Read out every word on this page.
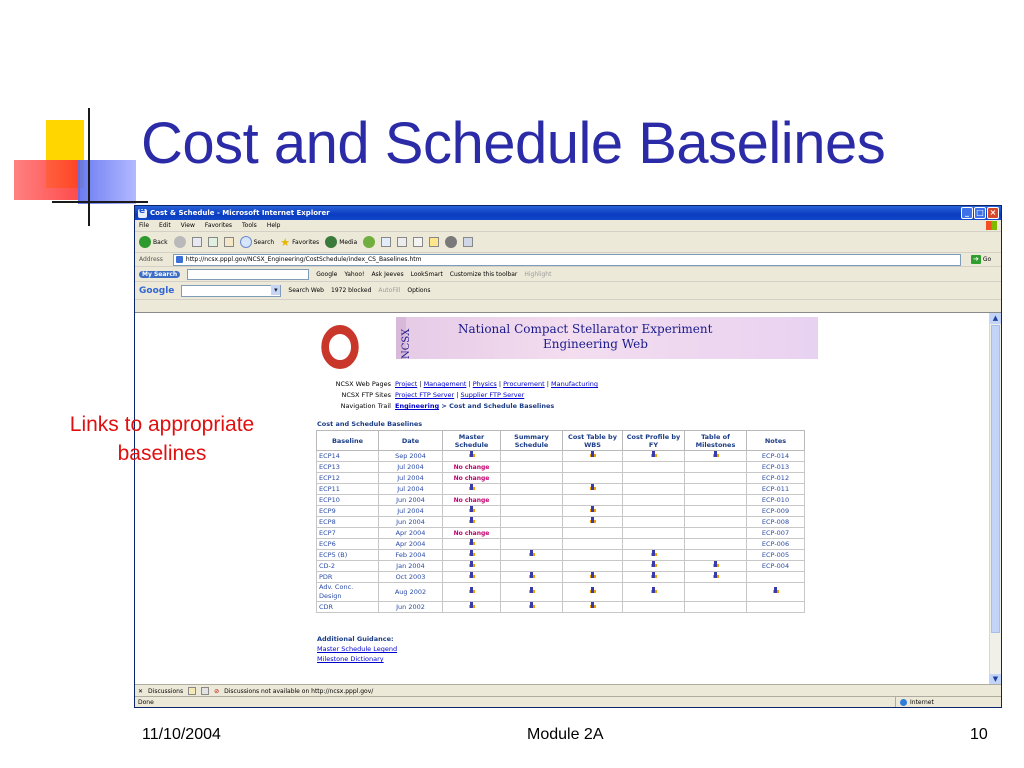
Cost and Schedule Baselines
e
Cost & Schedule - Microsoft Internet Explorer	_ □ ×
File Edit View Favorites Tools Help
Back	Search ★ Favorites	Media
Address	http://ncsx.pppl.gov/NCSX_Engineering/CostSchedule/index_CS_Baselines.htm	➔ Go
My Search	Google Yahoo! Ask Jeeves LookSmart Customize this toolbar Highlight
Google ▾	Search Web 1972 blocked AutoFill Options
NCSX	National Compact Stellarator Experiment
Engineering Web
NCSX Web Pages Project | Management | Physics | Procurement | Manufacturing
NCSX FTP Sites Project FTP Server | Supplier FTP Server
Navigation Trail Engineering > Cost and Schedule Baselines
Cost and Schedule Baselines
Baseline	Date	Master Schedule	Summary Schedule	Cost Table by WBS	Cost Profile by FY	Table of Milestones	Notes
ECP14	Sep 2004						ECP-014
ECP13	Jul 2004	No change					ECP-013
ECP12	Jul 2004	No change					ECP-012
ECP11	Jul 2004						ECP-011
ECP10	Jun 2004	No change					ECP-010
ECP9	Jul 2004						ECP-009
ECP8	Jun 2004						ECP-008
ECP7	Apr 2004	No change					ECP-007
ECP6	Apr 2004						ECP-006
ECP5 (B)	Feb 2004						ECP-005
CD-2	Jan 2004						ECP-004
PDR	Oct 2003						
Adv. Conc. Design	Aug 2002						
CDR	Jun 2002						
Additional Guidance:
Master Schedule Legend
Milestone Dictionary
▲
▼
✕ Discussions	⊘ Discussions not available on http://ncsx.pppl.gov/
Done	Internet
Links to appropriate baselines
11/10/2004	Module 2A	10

- [Instructions for the task]
Take every line that includes the string "Favorites" and copy it.

- [Task result]
File Edit View Favorites Tools Help
Back	Search ★ Favorites	Media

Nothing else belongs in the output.